*DIRECTIONS FOR THIS TASK*.
Some lines of these records may hold the word "Orange"; state how many, using only the number.

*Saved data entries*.
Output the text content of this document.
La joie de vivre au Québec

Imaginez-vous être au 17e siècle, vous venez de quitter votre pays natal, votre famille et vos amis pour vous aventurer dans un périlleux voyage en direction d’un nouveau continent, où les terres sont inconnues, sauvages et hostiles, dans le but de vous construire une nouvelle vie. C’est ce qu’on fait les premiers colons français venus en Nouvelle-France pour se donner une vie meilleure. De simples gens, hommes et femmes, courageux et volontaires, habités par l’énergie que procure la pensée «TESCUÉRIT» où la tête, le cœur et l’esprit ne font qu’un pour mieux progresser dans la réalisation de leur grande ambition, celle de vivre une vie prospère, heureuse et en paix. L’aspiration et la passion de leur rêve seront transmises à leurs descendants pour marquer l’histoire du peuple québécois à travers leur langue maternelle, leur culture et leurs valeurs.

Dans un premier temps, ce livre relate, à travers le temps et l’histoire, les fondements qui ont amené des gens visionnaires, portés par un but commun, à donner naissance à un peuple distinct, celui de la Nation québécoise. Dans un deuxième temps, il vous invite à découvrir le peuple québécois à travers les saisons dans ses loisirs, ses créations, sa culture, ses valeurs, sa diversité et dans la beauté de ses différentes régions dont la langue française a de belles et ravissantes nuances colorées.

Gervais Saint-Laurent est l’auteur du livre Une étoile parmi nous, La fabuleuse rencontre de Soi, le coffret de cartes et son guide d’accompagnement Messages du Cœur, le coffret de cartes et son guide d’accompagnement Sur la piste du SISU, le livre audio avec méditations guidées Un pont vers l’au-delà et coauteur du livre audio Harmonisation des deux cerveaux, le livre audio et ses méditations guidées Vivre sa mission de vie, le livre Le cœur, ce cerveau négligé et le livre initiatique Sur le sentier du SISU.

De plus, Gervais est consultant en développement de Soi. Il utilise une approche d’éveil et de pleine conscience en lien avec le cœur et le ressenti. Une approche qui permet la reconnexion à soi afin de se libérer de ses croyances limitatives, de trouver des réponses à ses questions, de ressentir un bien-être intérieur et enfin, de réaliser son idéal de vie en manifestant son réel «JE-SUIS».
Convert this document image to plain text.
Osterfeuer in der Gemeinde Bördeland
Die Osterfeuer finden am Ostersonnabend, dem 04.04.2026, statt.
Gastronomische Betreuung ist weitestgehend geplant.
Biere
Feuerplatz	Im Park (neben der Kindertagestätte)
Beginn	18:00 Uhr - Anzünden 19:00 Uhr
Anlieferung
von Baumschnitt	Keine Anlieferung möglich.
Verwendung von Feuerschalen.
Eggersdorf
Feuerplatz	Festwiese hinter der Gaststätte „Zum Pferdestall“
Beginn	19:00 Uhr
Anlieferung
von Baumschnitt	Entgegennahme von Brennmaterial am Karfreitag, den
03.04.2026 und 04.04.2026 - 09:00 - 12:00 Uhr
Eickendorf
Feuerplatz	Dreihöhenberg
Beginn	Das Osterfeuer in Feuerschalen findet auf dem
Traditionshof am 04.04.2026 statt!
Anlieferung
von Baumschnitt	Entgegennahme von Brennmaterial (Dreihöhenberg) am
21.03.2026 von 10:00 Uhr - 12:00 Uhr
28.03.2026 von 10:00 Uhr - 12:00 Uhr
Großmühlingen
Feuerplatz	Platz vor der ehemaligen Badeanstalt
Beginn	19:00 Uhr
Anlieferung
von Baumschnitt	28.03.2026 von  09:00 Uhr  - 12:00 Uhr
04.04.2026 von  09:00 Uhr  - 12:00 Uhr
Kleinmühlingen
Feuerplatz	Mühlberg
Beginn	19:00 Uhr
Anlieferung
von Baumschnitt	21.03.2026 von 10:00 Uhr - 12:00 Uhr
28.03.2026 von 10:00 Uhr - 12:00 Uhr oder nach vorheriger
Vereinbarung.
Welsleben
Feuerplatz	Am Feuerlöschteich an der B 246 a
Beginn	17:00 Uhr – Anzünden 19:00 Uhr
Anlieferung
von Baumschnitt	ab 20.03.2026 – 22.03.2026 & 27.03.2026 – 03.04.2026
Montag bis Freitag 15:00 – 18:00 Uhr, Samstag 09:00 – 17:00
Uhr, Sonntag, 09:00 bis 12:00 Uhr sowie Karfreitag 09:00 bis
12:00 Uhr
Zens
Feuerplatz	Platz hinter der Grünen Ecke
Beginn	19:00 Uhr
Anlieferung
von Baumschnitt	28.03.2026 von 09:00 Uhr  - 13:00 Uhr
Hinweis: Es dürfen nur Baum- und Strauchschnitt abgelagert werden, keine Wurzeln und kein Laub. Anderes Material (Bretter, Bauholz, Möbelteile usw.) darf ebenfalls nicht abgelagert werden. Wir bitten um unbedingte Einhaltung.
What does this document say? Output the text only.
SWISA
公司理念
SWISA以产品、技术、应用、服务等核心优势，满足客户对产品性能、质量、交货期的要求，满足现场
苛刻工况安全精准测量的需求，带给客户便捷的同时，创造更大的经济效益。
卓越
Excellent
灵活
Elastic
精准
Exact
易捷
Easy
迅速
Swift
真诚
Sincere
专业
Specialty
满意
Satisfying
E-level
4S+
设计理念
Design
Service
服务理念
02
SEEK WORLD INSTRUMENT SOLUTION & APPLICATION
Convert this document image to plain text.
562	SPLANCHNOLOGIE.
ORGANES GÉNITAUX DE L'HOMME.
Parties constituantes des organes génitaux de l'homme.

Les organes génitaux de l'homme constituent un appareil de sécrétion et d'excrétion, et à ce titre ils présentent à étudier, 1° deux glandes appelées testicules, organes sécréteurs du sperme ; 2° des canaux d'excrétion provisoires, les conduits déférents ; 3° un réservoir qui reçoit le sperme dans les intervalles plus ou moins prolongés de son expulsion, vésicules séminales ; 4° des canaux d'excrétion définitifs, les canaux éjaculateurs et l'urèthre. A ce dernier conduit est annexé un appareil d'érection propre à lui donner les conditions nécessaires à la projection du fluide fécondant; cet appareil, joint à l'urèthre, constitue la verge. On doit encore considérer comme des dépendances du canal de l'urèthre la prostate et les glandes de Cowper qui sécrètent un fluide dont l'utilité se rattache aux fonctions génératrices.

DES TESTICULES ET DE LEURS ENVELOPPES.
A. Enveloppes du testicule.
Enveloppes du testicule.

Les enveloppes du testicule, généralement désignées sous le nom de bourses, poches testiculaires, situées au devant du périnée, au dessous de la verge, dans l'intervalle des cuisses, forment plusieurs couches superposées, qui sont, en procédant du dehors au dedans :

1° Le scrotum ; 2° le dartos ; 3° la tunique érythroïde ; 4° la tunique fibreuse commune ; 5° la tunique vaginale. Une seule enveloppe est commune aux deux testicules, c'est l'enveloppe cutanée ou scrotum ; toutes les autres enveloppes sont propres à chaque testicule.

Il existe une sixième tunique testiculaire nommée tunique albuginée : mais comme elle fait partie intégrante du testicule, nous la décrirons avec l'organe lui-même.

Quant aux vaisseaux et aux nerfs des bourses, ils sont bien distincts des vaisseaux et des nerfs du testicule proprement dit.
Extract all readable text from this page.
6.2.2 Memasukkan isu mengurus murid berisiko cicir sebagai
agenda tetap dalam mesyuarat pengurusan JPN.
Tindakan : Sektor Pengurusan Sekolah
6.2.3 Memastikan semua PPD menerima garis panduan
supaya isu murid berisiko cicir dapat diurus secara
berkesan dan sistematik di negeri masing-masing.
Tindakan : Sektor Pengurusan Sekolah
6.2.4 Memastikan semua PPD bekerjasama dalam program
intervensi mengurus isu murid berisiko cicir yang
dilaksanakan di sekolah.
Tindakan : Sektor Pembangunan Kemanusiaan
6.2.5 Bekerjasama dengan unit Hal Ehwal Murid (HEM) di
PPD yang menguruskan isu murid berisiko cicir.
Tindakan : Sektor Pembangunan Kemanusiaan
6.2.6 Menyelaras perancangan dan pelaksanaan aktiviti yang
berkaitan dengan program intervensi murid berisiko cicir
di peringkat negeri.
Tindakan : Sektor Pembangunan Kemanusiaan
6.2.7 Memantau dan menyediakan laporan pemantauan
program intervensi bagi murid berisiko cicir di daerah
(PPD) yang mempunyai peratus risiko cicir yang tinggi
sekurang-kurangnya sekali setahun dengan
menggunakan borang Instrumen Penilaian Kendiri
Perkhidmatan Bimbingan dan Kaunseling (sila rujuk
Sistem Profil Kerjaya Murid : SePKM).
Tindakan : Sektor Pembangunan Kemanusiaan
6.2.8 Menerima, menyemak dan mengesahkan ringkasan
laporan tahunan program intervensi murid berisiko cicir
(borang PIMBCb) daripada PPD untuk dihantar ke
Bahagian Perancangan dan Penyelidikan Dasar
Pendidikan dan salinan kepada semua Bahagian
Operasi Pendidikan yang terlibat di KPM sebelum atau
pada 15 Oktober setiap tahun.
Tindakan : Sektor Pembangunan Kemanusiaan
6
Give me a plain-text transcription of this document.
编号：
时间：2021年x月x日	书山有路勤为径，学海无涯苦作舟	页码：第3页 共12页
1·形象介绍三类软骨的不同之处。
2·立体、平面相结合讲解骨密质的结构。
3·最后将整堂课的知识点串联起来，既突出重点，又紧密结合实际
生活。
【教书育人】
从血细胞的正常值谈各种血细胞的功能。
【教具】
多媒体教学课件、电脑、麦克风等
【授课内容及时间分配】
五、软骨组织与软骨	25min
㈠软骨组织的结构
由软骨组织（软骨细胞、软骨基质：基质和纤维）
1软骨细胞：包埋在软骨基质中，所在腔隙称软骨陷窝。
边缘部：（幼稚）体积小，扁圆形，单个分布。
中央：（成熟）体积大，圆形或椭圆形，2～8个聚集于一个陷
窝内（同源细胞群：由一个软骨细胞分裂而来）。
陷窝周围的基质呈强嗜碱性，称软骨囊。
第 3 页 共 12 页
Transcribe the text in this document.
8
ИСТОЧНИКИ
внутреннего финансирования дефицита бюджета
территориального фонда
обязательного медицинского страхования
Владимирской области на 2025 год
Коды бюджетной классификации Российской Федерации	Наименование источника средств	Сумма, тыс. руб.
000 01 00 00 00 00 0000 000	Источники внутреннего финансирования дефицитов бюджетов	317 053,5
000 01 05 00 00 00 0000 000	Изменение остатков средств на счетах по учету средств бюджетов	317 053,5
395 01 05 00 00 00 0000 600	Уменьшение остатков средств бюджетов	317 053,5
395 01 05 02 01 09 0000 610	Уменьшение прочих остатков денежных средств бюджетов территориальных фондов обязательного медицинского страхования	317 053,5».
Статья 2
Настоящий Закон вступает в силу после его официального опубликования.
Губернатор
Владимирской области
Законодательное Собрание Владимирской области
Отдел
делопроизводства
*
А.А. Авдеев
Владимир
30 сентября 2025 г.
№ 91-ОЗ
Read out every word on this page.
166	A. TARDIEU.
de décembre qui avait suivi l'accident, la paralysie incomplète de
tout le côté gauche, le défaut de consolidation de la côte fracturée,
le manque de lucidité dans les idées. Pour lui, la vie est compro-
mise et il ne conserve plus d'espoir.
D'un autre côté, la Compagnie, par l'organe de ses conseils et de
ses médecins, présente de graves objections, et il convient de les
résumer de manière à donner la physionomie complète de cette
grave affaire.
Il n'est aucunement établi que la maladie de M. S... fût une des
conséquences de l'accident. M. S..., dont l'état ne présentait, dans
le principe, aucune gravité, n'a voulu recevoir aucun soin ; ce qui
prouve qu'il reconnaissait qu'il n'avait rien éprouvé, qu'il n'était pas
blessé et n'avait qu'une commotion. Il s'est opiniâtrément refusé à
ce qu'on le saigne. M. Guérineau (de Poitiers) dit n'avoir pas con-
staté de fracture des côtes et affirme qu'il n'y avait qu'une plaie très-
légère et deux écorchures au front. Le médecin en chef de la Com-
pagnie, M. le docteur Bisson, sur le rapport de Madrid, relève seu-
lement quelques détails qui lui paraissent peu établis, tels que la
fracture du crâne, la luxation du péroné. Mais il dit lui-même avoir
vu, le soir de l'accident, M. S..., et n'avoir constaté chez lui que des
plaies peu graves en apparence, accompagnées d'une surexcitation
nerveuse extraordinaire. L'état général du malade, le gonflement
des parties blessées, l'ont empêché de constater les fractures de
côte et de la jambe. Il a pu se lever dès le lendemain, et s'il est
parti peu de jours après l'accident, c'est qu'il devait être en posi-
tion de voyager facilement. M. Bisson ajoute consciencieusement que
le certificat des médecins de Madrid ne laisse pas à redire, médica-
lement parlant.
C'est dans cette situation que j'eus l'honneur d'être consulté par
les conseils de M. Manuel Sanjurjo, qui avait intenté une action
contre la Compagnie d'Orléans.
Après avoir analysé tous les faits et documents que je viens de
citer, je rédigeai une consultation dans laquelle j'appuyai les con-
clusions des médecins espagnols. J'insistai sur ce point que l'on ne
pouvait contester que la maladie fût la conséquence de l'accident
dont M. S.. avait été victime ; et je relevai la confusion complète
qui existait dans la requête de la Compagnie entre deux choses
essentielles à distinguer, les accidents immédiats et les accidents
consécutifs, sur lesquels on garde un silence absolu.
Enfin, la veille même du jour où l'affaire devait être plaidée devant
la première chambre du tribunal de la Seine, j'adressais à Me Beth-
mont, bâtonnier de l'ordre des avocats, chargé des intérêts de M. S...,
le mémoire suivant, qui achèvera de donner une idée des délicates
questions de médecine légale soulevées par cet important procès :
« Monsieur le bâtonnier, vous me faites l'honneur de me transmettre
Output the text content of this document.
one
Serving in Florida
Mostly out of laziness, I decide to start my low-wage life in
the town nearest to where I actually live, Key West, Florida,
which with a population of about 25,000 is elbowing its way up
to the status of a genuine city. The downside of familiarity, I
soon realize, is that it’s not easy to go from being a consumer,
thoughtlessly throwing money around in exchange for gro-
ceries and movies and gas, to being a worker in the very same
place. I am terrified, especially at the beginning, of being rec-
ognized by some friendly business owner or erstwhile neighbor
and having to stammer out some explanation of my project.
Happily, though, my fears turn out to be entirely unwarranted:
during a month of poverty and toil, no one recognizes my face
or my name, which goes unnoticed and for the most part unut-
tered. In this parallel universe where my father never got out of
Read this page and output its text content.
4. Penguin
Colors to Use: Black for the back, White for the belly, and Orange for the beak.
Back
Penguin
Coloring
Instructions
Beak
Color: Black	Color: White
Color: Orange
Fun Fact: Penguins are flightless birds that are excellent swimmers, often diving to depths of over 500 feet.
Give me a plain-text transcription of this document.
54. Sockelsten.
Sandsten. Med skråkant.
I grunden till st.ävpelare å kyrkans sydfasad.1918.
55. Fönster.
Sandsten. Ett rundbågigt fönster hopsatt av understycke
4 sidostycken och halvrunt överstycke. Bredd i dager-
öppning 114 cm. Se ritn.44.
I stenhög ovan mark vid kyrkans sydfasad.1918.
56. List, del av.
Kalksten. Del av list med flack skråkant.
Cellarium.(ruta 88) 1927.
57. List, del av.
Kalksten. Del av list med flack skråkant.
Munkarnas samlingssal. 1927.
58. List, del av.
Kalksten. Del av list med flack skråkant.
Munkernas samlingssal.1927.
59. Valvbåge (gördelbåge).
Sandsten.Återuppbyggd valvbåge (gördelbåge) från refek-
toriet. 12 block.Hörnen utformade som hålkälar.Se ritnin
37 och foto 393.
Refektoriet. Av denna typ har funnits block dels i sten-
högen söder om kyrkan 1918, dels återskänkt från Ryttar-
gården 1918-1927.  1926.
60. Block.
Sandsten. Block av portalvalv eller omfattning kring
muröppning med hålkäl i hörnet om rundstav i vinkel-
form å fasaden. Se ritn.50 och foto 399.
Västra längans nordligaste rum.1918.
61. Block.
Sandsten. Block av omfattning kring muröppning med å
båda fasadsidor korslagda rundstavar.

*OUTPUT FOR THIS EXERCISE*.
2